◆ Excerpted records:
====

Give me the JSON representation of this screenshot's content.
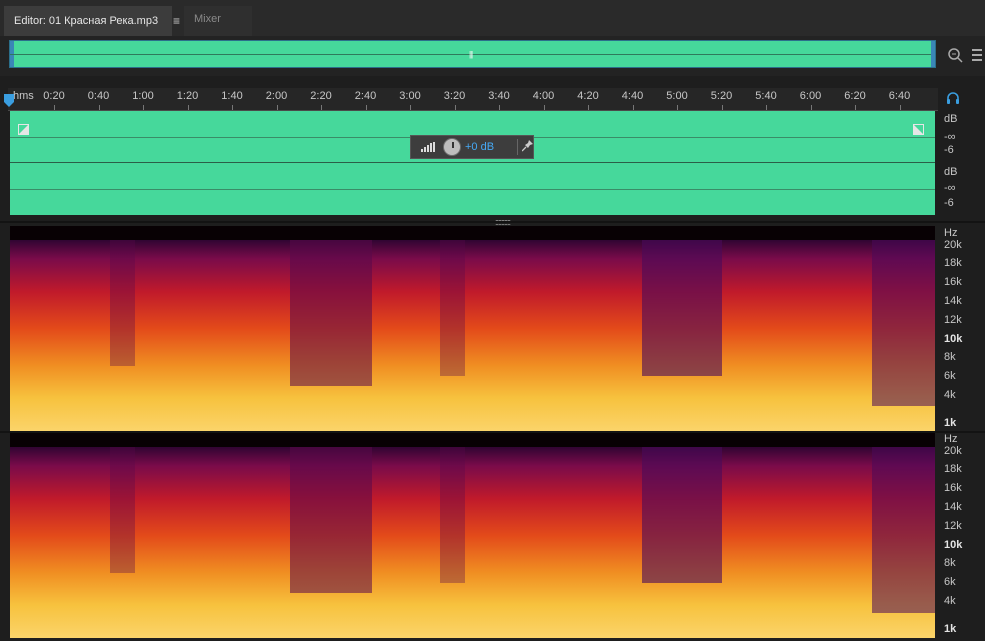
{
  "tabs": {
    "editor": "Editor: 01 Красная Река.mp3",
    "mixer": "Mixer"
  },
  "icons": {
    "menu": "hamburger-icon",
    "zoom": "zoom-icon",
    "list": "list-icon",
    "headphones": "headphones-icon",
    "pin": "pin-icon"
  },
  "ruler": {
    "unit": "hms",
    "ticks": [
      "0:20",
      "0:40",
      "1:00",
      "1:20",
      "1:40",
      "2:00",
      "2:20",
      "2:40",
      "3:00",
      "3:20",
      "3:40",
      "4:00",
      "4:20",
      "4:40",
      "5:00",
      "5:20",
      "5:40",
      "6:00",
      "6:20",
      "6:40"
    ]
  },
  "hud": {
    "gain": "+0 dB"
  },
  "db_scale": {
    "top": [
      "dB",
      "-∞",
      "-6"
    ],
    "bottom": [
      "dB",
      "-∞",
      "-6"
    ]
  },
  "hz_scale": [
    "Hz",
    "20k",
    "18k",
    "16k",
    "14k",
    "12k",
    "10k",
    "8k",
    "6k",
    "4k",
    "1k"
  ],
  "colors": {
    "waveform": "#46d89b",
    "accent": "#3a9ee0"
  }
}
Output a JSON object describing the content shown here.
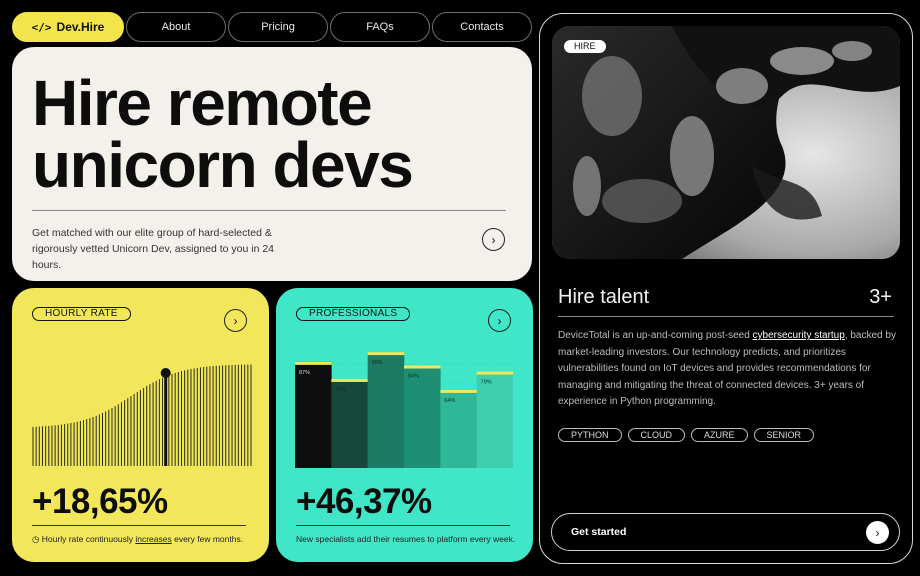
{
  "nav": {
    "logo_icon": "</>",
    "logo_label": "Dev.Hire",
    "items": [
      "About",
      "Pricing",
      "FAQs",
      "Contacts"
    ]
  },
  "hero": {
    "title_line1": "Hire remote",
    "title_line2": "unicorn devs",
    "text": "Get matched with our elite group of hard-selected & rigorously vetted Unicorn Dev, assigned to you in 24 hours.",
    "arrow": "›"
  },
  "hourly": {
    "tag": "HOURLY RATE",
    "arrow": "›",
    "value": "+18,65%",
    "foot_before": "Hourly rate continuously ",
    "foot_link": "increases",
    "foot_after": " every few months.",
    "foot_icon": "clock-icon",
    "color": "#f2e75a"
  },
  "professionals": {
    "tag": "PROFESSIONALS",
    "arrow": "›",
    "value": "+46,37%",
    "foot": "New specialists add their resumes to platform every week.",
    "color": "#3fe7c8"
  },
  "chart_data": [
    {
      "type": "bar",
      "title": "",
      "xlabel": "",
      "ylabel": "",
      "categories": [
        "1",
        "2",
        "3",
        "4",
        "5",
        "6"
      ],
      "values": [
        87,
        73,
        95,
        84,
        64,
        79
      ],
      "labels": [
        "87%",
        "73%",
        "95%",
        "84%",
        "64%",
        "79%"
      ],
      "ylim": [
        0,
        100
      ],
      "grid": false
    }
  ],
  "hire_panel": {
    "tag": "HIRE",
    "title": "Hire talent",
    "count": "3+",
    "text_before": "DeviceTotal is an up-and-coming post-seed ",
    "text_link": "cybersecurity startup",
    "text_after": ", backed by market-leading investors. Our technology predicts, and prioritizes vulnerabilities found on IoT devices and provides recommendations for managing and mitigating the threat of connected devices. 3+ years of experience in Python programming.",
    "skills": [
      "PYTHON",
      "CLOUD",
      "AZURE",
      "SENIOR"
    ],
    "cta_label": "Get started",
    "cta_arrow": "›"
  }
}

====

◆ Directions for this task: Print all of the records shown above exactly, leaving out each picture.

◆ Completed exercise:
Give me the JSON representation of this screenshot's content.
{
  "tabs": {
    "editor": "Editor: 01 Красная Река.mp3",
    "mixer": "Mixer"
  },
  "icons": {
    "menu": "hamburger-icon",
    "zoom": "zoom-icon",
    "list": "list-icon",
    "headphones": "headphones-icon",
    "pin": "pin-icon"
  },
  "ruler": {
    "unit": "hms",
    "ticks": [
      "0:20",
      "0:40",
      "1:00",
      "1:20",
      "1:40",
      "2:00",
      "2:20",
      "2:40",
      "3:00",
      "3:20",
      "3:40",
      "4:00",
      "4:20",
      "4:40",
      "5:00",
      "5:20",
      "5:40",
      "6:00",
      "6:20",
      "6:40"
    ]
  },
  "hud": {
    "gain": "+0 dB"
  },
  "db_scale": {
    "top": [
      "dB",
      "-∞",
      "-6"
    ],
    "bottom": [
      "dB",
      "-∞",
      "-6"
    ]
  },
  "hz_scale": [
    "Hz",
    "20k",
    "18k",
    "16k",
    "14k",
    "12k",
    "10k",
    "8k",
    "6k",
    "4k",
    "1k"
  ],
  "colors": {
    "waveform": "#46d89b",
    "accent": "#3a9ee0"
  }
}
Output a JSON object describing the content shown here.
{
  "nav": {
    "logo_icon": "</>",
    "logo_label": "Dev.Hire",
    "items": [
      "About",
      "Pricing",
      "FAQs",
      "Contacts"
    ]
  },
  "hero": {
    "title_line1": "Hire remote",
    "title_line2": "unicorn devs",
    "text": "Get matched with our elite group of hard-selected & rigorously vetted Unicorn Dev, assigned to you in 24 hours.",
    "arrow": "›"
  },
  "hourly": {
    "tag": "HOURLY RATE",
    "arrow": "›",
    "value": "+18,65%",
    "foot_before": "Hourly rate continuously ",
    "foot_link": "increases",
    "foot_after": " every few months.",
    "foot_icon": "clock-icon",
    "color": "#f2e75a"
  },
  "professionals": {
    "tag": "PROFESSIONALS",
    "arrow": "›",
    "value": "+46,37%",
    "foot": "New specialists add their resumes to platform every week.",
    "color": "#3fe7c8"
  },
  "chart_data": [
    {
      "type": "bar",
      "title": "",
      "xlabel": "",
      "ylabel": "",
      "categories": [
        "1",
        "2",
        "3",
        "4",
        "5",
        "6"
      ],
      "values": [
        87,
        73,
        95,
        84,
        64,
        79
      ],
      "labels": [
        "87%",
        "73%",
        "95%",
        "84%",
        "64%",
        "79%"
      ],
      "ylim": [
        0,
        100
      ],
      "grid": false
    }
  ],
  "hire_panel": {
    "tag": "HIRE",
    "title": "Hire talent",
    "count": "3+",
    "text_before": "DeviceTotal is an up-and-coming post-seed ",
    "text_link": "cybersecurity startup",
    "text_after": ", backed by market-leading investors. Our technology predicts, and prioritizes vulnerabilities found on IoT devices and provides recommendations for managing and mitigating the threat of connected devices. 3+ years of experience in Python programming.",
    "skills": [
      "PYTHON",
      "CLOUD",
      "AZURE",
      "SENIOR"
    ],
    "cta_label": "Get started",
    "cta_arrow": "›"
  }
}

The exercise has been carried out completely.